# CHALLENGE
Beneath this sentence is a set of records; write each of them out exactly.

--- --- ---

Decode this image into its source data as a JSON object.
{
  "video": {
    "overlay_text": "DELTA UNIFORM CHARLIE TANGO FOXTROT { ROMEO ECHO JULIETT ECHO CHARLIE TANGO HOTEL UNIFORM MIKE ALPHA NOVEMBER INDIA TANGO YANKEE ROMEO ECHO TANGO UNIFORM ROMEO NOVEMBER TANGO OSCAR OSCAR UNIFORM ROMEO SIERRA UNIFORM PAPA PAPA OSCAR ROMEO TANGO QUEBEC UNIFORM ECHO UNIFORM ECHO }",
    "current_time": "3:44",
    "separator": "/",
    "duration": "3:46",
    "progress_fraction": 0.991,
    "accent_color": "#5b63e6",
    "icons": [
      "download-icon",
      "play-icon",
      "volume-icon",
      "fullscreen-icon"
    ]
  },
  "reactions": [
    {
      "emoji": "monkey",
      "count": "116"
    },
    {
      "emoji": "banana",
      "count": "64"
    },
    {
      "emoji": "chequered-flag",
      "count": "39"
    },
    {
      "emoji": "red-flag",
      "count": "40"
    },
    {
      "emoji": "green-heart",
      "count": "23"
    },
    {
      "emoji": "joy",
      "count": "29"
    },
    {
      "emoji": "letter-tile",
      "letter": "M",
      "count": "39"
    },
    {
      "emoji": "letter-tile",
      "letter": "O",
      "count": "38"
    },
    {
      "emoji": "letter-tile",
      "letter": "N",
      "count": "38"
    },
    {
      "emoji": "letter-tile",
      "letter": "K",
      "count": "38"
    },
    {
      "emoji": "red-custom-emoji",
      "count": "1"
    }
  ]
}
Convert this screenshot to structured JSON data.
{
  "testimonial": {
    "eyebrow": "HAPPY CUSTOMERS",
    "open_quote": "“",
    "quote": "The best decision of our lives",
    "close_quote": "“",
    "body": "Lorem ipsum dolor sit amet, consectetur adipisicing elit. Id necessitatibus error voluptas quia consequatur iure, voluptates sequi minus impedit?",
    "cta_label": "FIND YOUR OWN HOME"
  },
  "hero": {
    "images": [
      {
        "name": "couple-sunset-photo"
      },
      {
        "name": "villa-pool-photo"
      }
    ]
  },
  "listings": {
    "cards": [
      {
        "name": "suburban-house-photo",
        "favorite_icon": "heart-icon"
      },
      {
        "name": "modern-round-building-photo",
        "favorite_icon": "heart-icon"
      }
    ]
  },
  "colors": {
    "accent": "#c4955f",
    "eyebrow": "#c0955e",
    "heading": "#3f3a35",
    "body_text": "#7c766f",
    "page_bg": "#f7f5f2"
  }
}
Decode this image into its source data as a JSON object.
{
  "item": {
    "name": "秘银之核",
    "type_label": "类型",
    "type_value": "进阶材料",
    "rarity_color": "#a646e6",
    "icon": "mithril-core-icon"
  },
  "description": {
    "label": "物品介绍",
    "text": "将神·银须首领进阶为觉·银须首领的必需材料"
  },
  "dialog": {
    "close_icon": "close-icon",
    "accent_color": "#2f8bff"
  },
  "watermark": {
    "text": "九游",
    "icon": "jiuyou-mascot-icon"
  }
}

--- --- ---

# TASK OUTPUT
Decode this image into its source data as a JSON object.
{
  "video": {
    "overlay_text": "DELTA UNIFORM CHARLIE TANGO FOXTROT { ROMEO ECHO JULIETT ECHO CHARLIE TANGO HOTEL UNIFORM MIKE ALPHA NOVEMBER INDIA TANGO YANKEE ROMEO ECHO TANGO UNIFORM ROMEO NOVEMBER TANGO OSCAR OSCAR UNIFORM ROMEO SIERRA UNIFORM PAPA PAPA OSCAR ROMEO TANGO QUEBEC UNIFORM ECHO UNIFORM ECHO }",
    "current_time": "3:44",
    "separator": "/",
    "duration": "3:46",
    "progress_fraction": 0.991,
    "accent_color": "#5b63e6",
    "icons": [
      "download-icon",
      "play-icon",
      "volume-icon",
      "fullscreen-icon"
    ]
  },
  "reactions": [
    {
      "emoji": "monkey",
      "count": "116"
    },
    {
      "emoji": "banana",
      "count": "64"
    },
    {
      "emoji": "chequered-flag",
      "count": "39"
    },
    {
      "emoji": "red-flag",
      "count": "40"
    },
    {
      "emoji": "green-heart",
      "count": "23"
    },
    {
      "emoji": "joy",
      "count": "29"
    },
    {
      "emoji": "letter-tile",
      "letter": "M",
      "count": "39"
    },
    {
      "emoji": "letter-tile",
      "letter": "O",
      "count": "38"
    },
    {
      "emoji": "letter-tile",
      "letter": "N",
      "count": "38"
    },
    {
      "emoji": "letter-tile",
      "letter": "K",
      "count": "38"
    },
    {
      "emoji": "red-custom-emoji",
      "count": "1"
    }
  ]
}
Convert this screenshot to structured JSON data.
{
  "testimonial": {
    "eyebrow": "HAPPY CUSTOMERS",
    "open_quote": "“",
    "quote": "The best decision of our lives",
    "close_quote": "“",
    "body": "Lorem ipsum dolor sit amet, consectetur adipisicing elit. Id necessitatibus error voluptas quia consequatur iure, voluptates sequi minus impedit?",
    "cta_label": "FIND YOUR OWN HOME"
  },
  "hero": {
    "images": [
      {
        "name": "couple-sunset-photo"
      },
      {
        "name": "villa-pool-photo"
      }
    ]
  },
  "listings": {
    "cards": [
      {
        "name": "suburban-house-photo",
        "favorite_icon": "heart-icon"
      },
      {
        "name": "modern-round-building-photo",
        "favorite_icon": "heart-icon"
      }
    ]
  },
  "colors": {
    "accent": "#c4955f",
    "eyebrow": "#c0955e",
    "heading": "#3f3a35",
    "body_text": "#7c766f",
    "page_bg": "#f7f5f2"
  }
}
Decode this image into its source data as a JSON object.
{
  "item": {
    "name": "秘银之核",
    "type_label": "类型",
    "type_value": "进阶材料",
    "rarity_color": "#a646e6",
    "icon": "mithril-core-icon"
  },
  "description": {
    "label": "物品介绍",
    "text": "将神·银须首领进阶为觉·银须首领的必需材料"
  },
  "dialog": {
    "close_icon": "close-icon",
    "accent_color": "#2f8bff"
  },
  "watermark": {
    "text": "九游",
    "icon": "jiuyou-mascot-icon"
  }
}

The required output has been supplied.